::: Dataset extract :::
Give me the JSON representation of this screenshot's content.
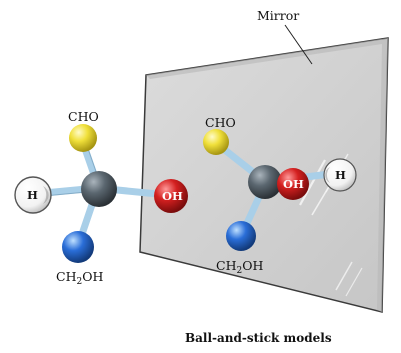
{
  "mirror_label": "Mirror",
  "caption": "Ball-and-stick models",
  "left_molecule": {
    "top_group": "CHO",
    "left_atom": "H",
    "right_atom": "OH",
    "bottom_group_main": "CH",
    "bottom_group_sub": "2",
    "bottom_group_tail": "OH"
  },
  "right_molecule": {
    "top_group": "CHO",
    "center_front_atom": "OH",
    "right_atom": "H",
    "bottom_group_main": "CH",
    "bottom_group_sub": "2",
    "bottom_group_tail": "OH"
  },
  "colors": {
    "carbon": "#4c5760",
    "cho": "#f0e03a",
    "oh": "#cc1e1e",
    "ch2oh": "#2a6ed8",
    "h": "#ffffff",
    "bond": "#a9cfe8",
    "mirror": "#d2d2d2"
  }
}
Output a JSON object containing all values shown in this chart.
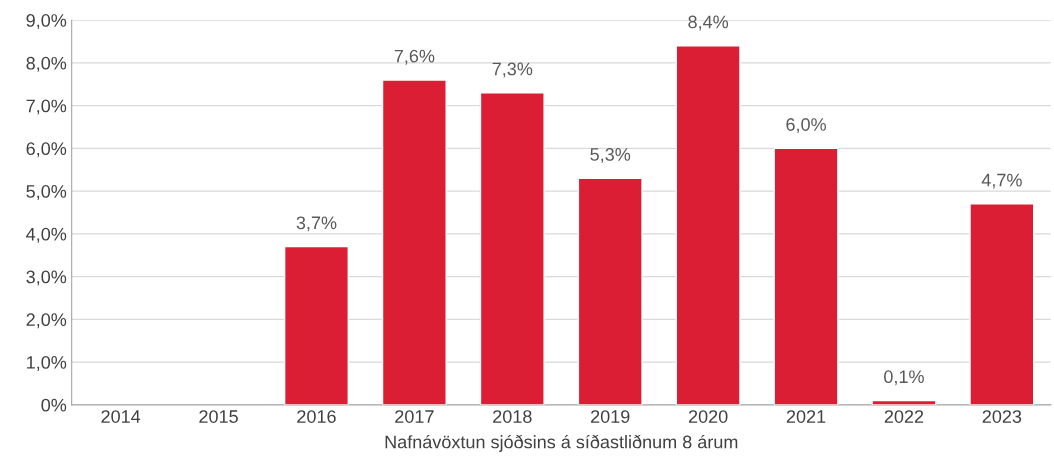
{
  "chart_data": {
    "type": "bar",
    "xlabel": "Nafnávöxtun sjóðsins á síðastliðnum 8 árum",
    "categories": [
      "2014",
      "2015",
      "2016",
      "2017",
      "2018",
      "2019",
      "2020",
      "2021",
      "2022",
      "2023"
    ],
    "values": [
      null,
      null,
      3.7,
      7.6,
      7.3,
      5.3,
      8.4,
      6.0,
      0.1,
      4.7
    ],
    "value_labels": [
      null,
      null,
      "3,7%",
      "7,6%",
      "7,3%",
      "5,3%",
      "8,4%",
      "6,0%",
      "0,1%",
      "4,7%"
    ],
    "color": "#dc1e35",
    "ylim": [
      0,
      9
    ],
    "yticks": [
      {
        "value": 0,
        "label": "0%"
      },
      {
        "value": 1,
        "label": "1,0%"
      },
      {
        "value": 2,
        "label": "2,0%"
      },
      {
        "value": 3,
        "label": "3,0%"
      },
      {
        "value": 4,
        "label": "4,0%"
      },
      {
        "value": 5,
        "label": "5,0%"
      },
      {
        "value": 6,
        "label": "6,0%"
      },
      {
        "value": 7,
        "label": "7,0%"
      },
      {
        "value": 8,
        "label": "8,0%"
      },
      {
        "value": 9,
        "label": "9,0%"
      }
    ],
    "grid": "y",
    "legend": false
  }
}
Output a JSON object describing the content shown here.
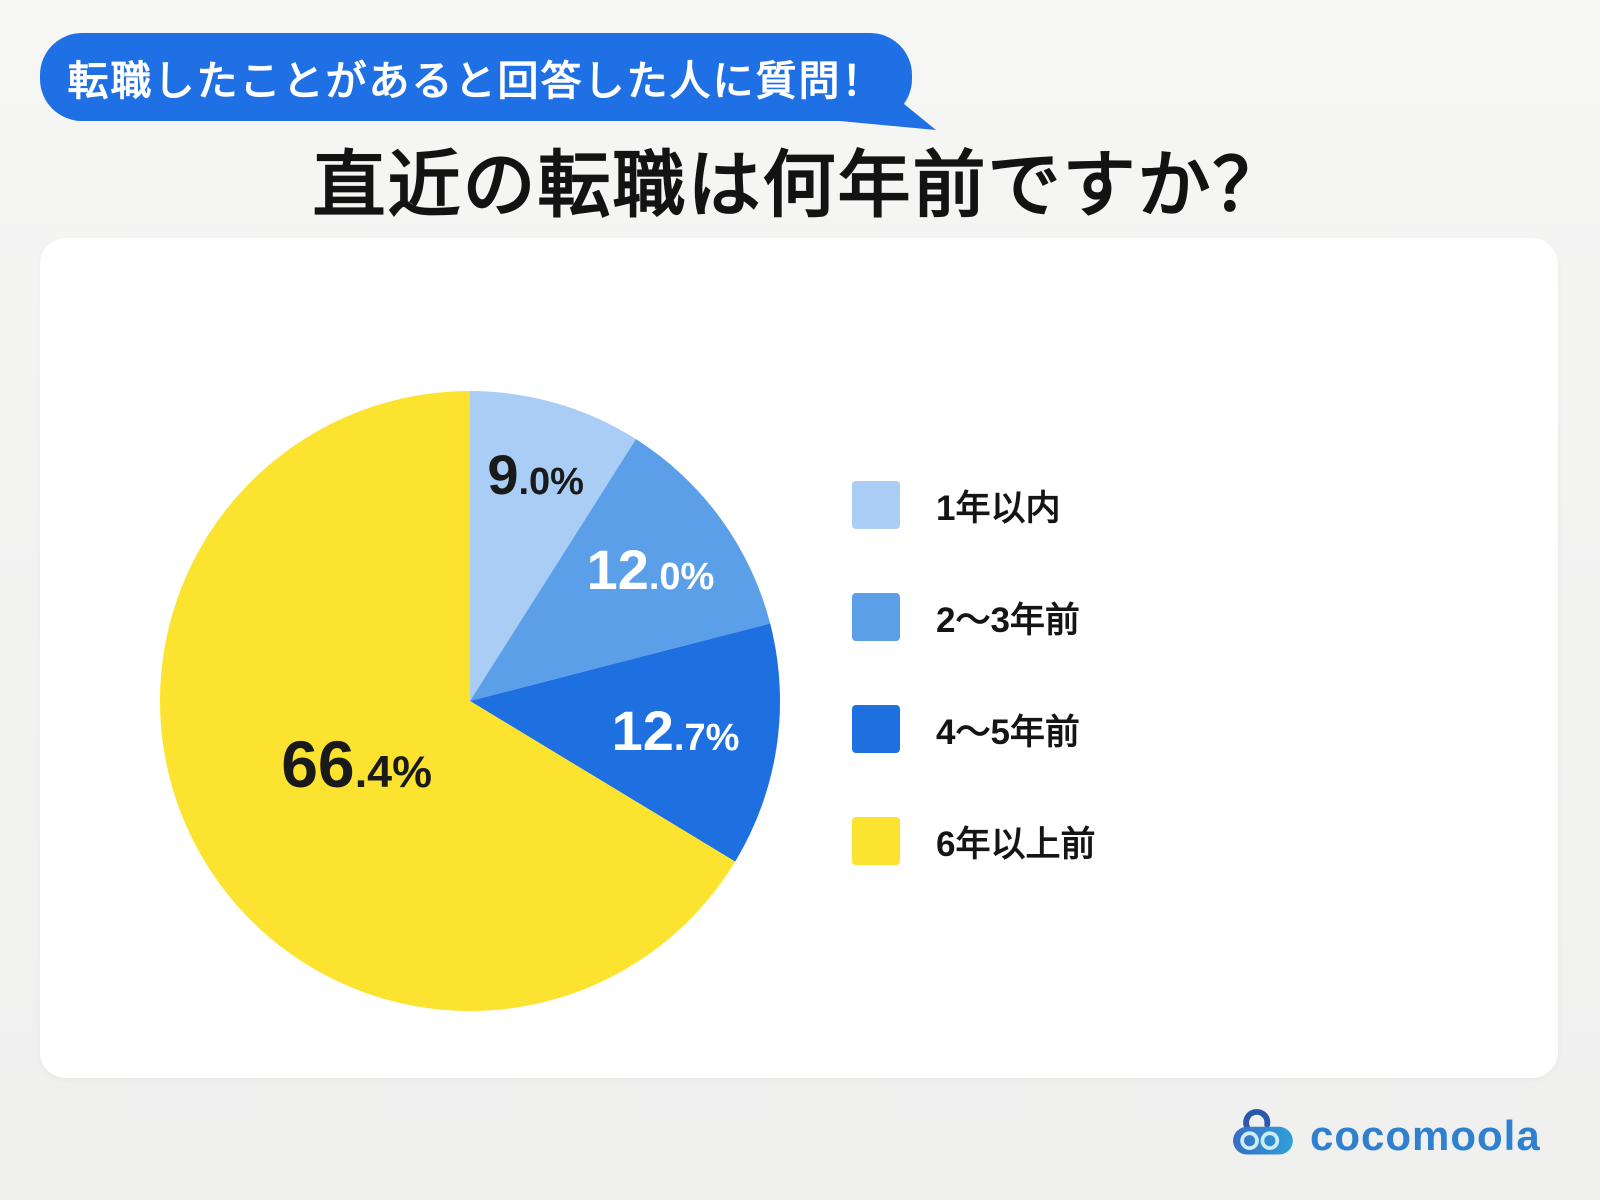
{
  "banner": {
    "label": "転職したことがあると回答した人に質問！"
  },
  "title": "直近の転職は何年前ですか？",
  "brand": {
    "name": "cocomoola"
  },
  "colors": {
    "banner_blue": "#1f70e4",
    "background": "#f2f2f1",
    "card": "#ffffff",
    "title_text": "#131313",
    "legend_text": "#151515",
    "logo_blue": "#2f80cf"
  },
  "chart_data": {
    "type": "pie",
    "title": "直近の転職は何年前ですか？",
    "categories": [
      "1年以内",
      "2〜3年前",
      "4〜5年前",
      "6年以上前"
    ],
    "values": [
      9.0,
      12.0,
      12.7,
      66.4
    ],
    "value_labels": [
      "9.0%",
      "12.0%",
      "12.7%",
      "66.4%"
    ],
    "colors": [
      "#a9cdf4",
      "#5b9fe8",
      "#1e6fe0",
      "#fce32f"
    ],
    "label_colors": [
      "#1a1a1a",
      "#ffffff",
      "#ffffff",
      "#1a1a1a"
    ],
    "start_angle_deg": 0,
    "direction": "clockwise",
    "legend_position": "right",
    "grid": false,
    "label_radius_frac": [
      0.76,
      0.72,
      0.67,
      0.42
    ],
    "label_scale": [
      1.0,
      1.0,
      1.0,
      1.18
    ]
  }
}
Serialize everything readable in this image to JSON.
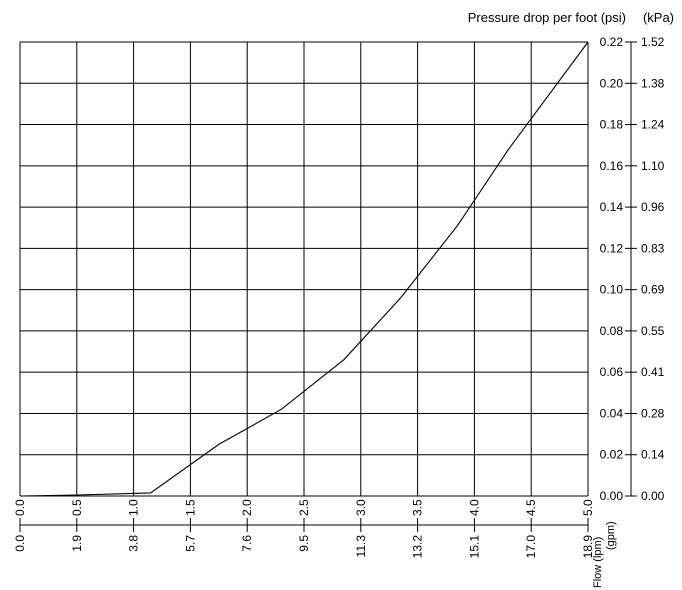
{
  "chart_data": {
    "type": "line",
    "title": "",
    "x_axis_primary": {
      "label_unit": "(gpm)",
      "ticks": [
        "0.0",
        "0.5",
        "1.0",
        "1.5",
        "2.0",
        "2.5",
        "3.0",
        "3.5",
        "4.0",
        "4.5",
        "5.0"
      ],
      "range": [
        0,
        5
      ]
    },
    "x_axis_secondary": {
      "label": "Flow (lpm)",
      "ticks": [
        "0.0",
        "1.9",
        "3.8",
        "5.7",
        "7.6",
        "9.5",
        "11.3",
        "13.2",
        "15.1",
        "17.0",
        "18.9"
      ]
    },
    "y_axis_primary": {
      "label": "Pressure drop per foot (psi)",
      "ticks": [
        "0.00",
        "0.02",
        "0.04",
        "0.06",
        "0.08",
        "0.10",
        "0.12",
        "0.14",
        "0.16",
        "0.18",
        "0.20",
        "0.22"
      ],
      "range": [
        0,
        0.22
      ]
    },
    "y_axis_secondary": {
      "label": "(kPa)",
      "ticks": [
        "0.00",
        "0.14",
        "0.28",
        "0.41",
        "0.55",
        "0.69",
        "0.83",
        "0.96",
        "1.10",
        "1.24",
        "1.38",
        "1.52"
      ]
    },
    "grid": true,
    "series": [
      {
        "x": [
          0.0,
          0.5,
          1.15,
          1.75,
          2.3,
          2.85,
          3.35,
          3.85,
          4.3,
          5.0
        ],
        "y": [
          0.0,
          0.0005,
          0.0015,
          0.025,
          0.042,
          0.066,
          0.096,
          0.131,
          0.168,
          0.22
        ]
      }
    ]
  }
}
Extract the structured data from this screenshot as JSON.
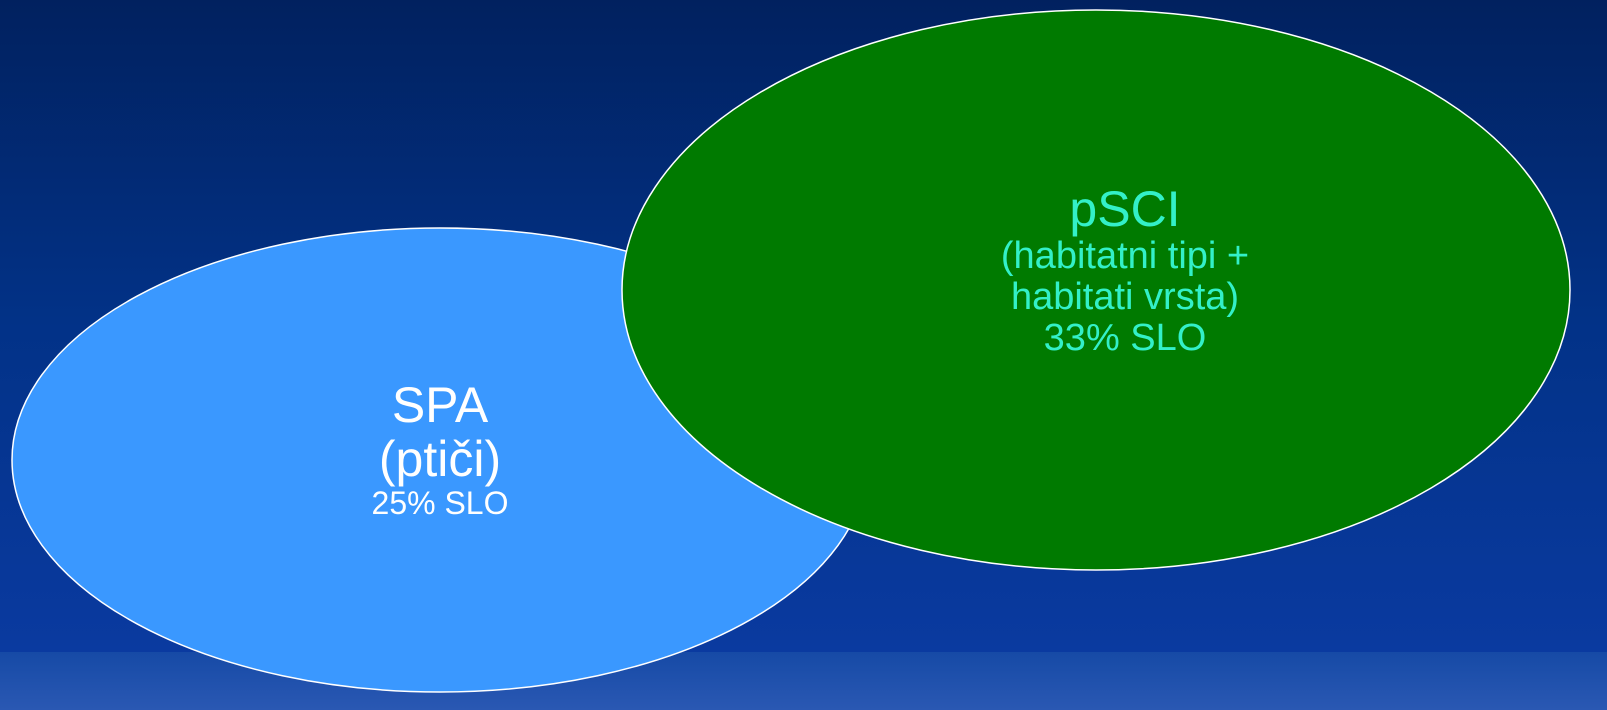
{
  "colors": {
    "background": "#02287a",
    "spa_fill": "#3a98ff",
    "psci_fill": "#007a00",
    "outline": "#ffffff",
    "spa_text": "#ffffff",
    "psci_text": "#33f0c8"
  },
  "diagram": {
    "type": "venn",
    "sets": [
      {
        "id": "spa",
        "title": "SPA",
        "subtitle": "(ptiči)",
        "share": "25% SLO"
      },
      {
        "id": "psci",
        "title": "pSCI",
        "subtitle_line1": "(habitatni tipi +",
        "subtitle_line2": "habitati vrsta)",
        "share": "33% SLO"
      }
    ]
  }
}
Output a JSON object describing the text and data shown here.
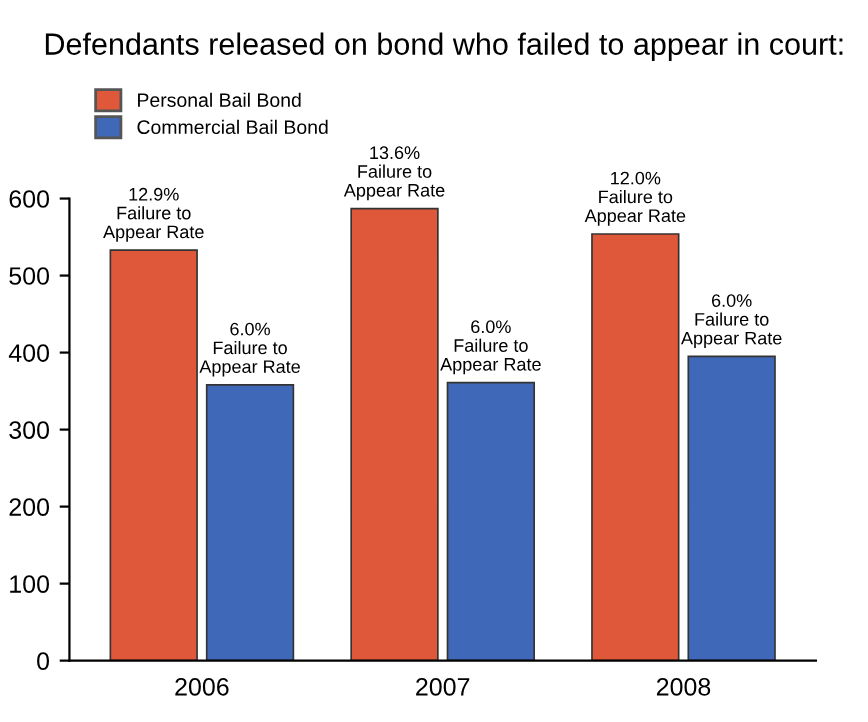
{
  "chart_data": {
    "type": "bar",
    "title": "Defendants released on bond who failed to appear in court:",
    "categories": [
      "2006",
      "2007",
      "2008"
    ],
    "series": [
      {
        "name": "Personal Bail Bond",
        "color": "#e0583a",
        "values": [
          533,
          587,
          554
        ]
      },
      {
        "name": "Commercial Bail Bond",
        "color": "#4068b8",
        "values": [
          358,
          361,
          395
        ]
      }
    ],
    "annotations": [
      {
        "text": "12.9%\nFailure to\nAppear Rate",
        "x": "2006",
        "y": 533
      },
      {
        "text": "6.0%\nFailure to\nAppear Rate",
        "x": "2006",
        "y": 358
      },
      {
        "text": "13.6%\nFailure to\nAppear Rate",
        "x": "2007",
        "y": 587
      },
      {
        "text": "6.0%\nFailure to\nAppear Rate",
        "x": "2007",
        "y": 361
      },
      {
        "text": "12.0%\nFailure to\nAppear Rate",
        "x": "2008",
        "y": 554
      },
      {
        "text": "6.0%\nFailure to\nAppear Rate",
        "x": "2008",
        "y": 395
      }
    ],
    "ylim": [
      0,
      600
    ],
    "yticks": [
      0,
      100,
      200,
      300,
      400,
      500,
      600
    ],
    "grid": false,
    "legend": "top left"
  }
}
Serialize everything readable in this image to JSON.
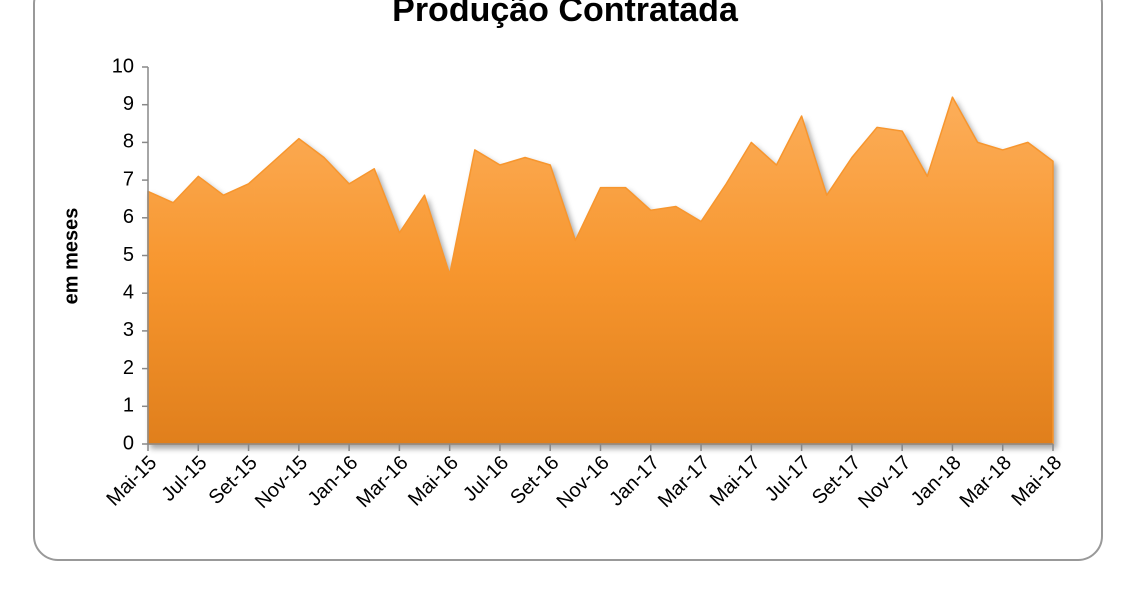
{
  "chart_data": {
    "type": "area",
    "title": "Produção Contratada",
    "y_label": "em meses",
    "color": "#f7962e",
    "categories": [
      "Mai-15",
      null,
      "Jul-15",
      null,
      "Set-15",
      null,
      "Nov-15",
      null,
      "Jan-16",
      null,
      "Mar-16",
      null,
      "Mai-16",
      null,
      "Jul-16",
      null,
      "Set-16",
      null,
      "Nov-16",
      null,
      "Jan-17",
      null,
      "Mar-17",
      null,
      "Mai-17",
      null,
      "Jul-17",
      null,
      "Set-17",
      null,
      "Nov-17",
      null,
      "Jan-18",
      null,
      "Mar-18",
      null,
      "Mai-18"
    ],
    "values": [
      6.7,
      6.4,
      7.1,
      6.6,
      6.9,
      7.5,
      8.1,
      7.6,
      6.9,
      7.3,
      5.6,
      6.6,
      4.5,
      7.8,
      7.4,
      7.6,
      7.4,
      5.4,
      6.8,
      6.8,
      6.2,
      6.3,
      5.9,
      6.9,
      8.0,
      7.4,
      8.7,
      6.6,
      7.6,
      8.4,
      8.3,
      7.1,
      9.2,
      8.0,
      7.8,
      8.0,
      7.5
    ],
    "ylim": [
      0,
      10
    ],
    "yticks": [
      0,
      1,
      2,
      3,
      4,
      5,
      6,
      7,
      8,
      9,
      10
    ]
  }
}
:::
» Aim of the task: Copy every single line of the material above that holds "this".

» Task result:
Give me the JSON representation of this screenshot's content.
Output a JSON object containing all values shown in this chart.
Serialize everything readable in this image to JSON.
Extract the structured data from this screenshot as JSON.
Serialize everything readable in this image to JSON.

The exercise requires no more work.